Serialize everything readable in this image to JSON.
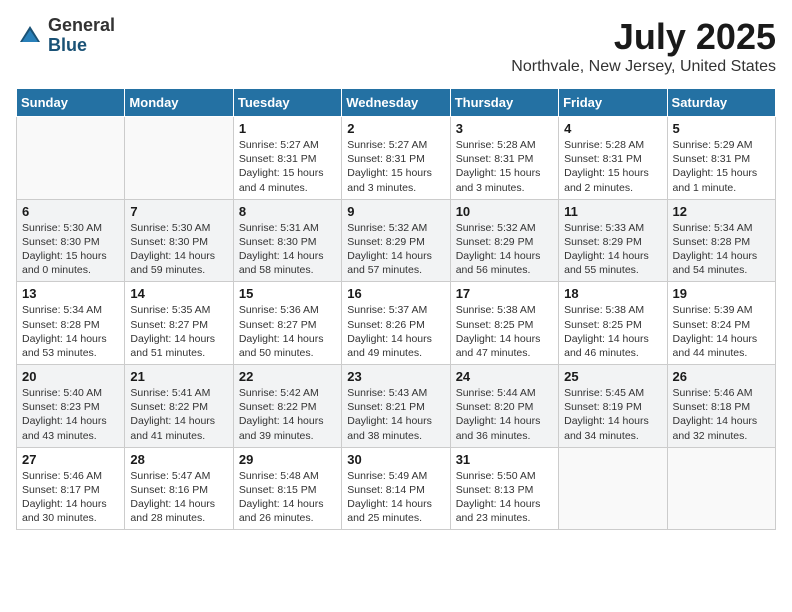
{
  "logo": {
    "general": "General",
    "blue": "Blue"
  },
  "title": "July 2025",
  "location": "Northvale, New Jersey, United States",
  "days_of_week": [
    "Sunday",
    "Monday",
    "Tuesday",
    "Wednesday",
    "Thursday",
    "Friday",
    "Saturday"
  ],
  "weeks": [
    [
      {
        "day": "",
        "info": ""
      },
      {
        "day": "",
        "info": ""
      },
      {
        "day": "1",
        "info": "Sunrise: 5:27 AM\nSunset: 8:31 PM\nDaylight: 15 hours\nand 4 minutes."
      },
      {
        "day": "2",
        "info": "Sunrise: 5:27 AM\nSunset: 8:31 PM\nDaylight: 15 hours\nand 3 minutes."
      },
      {
        "day": "3",
        "info": "Sunrise: 5:28 AM\nSunset: 8:31 PM\nDaylight: 15 hours\nand 3 minutes."
      },
      {
        "day": "4",
        "info": "Sunrise: 5:28 AM\nSunset: 8:31 PM\nDaylight: 15 hours\nand 2 minutes."
      },
      {
        "day": "5",
        "info": "Sunrise: 5:29 AM\nSunset: 8:31 PM\nDaylight: 15 hours\nand 1 minute."
      }
    ],
    [
      {
        "day": "6",
        "info": "Sunrise: 5:30 AM\nSunset: 8:30 PM\nDaylight: 15 hours\nand 0 minutes."
      },
      {
        "day": "7",
        "info": "Sunrise: 5:30 AM\nSunset: 8:30 PM\nDaylight: 14 hours\nand 59 minutes."
      },
      {
        "day": "8",
        "info": "Sunrise: 5:31 AM\nSunset: 8:30 PM\nDaylight: 14 hours\nand 58 minutes."
      },
      {
        "day": "9",
        "info": "Sunrise: 5:32 AM\nSunset: 8:29 PM\nDaylight: 14 hours\nand 57 minutes."
      },
      {
        "day": "10",
        "info": "Sunrise: 5:32 AM\nSunset: 8:29 PM\nDaylight: 14 hours\nand 56 minutes."
      },
      {
        "day": "11",
        "info": "Sunrise: 5:33 AM\nSunset: 8:29 PM\nDaylight: 14 hours\nand 55 minutes."
      },
      {
        "day": "12",
        "info": "Sunrise: 5:34 AM\nSunset: 8:28 PM\nDaylight: 14 hours\nand 54 minutes."
      }
    ],
    [
      {
        "day": "13",
        "info": "Sunrise: 5:34 AM\nSunset: 8:28 PM\nDaylight: 14 hours\nand 53 minutes."
      },
      {
        "day": "14",
        "info": "Sunrise: 5:35 AM\nSunset: 8:27 PM\nDaylight: 14 hours\nand 51 minutes."
      },
      {
        "day": "15",
        "info": "Sunrise: 5:36 AM\nSunset: 8:27 PM\nDaylight: 14 hours\nand 50 minutes."
      },
      {
        "day": "16",
        "info": "Sunrise: 5:37 AM\nSunset: 8:26 PM\nDaylight: 14 hours\nand 49 minutes."
      },
      {
        "day": "17",
        "info": "Sunrise: 5:38 AM\nSunset: 8:25 PM\nDaylight: 14 hours\nand 47 minutes."
      },
      {
        "day": "18",
        "info": "Sunrise: 5:38 AM\nSunset: 8:25 PM\nDaylight: 14 hours\nand 46 minutes."
      },
      {
        "day": "19",
        "info": "Sunrise: 5:39 AM\nSunset: 8:24 PM\nDaylight: 14 hours\nand 44 minutes."
      }
    ],
    [
      {
        "day": "20",
        "info": "Sunrise: 5:40 AM\nSunset: 8:23 PM\nDaylight: 14 hours\nand 43 minutes."
      },
      {
        "day": "21",
        "info": "Sunrise: 5:41 AM\nSunset: 8:22 PM\nDaylight: 14 hours\nand 41 minutes."
      },
      {
        "day": "22",
        "info": "Sunrise: 5:42 AM\nSunset: 8:22 PM\nDaylight: 14 hours\nand 39 minutes."
      },
      {
        "day": "23",
        "info": "Sunrise: 5:43 AM\nSunset: 8:21 PM\nDaylight: 14 hours\nand 38 minutes."
      },
      {
        "day": "24",
        "info": "Sunrise: 5:44 AM\nSunset: 8:20 PM\nDaylight: 14 hours\nand 36 minutes."
      },
      {
        "day": "25",
        "info": "Sunrise: 5:45 AM\nSunset: 8:19 PM\nDaylight: 14 hours\nand 34 minutes."
      },
      {
        "day": "26",
        "info": "Sunrise: 5:46 AM\nSunset: 8:18 PM\nDaylight: 14 hours\nand 32 minutes."
      }
    ],
    [
      {
        "day": "27",
        "info": "Sunrise: 5:46 AM\nSunset: 8:17 PM\nDaylight: 14 hours\nand 30 minutes."
      },
      {
        "day": "28",
        "info": "Sunrise: 5:47 AM\nSunset: 8:16 PM\nDaylight: 14 hours\nand 28 minutes."
      },
      {
        "day": "29",
        "info": "Sunrise: 5:48 AM\nSunset: 8:15 PM\nDaylight: 14 hours\nand 26 minutes."
      },
      {
        "day": "30",
        "info": "Sunrise: 5:49 AM\nSunset: 8:14 PM\nDaylight: 14 hours\nand 25 minutes."
      },
      {
        "day": "31",
        "info": "Sunrise: 5:50 AM\nSunset: 8:13 PM\nDaylight: 14 hours\nand 23 minutes."
      },
      {
        "day": "",
        "info": ""
      },
      {
        "day": "",
        "info": ""
      }
    ]
  ]
}
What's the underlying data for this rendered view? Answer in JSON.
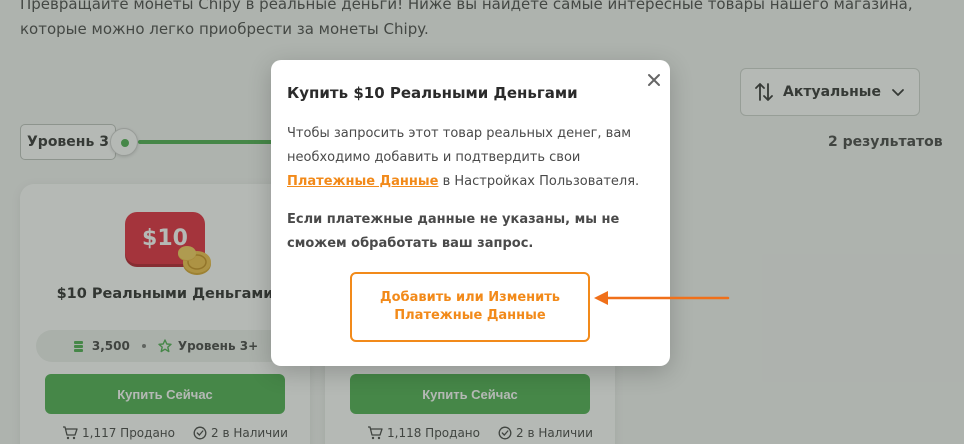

WHAT NEEDS TO BE DONE: Say, as a single number and nothing more, how many lines of the entries contain the word "this".

OUTPUT OF THE TASK: 2